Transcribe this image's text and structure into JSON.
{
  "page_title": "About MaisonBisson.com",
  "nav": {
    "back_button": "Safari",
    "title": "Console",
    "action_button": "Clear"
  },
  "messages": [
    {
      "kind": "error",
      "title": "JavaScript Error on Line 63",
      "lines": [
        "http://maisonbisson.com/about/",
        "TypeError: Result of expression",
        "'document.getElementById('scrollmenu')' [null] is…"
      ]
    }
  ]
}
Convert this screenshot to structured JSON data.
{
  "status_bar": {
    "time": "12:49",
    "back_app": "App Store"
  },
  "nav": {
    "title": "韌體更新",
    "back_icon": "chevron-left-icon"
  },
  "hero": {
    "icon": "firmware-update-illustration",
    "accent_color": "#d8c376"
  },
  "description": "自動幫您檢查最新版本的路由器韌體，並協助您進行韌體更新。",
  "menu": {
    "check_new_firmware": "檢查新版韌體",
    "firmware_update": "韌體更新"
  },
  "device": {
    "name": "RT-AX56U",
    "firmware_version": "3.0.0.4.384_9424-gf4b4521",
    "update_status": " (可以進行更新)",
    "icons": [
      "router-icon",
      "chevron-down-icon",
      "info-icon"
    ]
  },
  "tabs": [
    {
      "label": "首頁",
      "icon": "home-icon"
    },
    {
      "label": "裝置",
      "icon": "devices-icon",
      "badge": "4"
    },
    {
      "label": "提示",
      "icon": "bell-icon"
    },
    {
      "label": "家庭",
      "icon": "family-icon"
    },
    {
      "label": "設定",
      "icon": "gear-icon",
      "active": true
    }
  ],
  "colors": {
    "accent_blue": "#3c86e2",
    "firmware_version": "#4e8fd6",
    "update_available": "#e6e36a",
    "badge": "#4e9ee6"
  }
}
++++++++++
# WRITTEN REQUEST
Give the records above again, word for word.

# CORRECT OUTPUT
Transcribe this image's text and structure into JSON.
{
  "page_title": "About MaisonBisson.com",
  "nav": {
    "back_button": "Safari",
    "title": "Console",
    "action_button": "Clear"
  },
  "messages": [
    {
      "kind": "error",
      "title": "JavaScript Error on Line 63",
      "lines": [
        "http://maisonbisson.com/about/",
        "TypeError: Result of expression",
        "'document.getElementById('scrollmenu')' [null] is…"
      ]
    }
  ]
}
Convert this screenshot to structured JSON data.
{
  "status_bar": {
    "time": "12:49",
    "back_app": "App Store"
  },
  "nav": {
    "title": "韌體更新",
    "back_icon": "chevron-left-icon"
  },
  "hero": {
    "icon": "firmware-update-illustration",
    "accent_color": "#d8c376"
  },
  "description": "自動幫您檢查最新版本的路由器韌體，並協助您進行韌體更新。",
  "menu": {
    "check_new_firmware": "檢查新版韌體",
    "firmware_update": "韌體更新"
  },
  "device": {
    "name": "RT-AX56U",
    "firmware_version": "3.0.0.4.384_9424-gf4b4521",
    "update_status": " (可以進行更新)",
    "icons": [
      "router-icon",
      "chevron-down-icon",
      "info-icon"
    ]
  },
  "tabs": [
    {
      "label": "首頁",
      "icon": "home-icon"
    },
    {
      "label": "裝置",
      "icon": "devices-icon",
      "badge": "4"
    },
    {
      "label": "提示",
      "icon": "bell-icon"
    },
    {
      "label": "家庭",
      "icon": "family-icon"
    },
    {
      "label": "設定",
      "icon": "gear-icon",
      "active": true
    }
  ],
  "colors": {
    "accent_blue": "#3c86e2",
    "firmware_version": "#4e8fd6",
    "update_available": "#e6e36a",
    "badge": "#4e9ee6"
  }
}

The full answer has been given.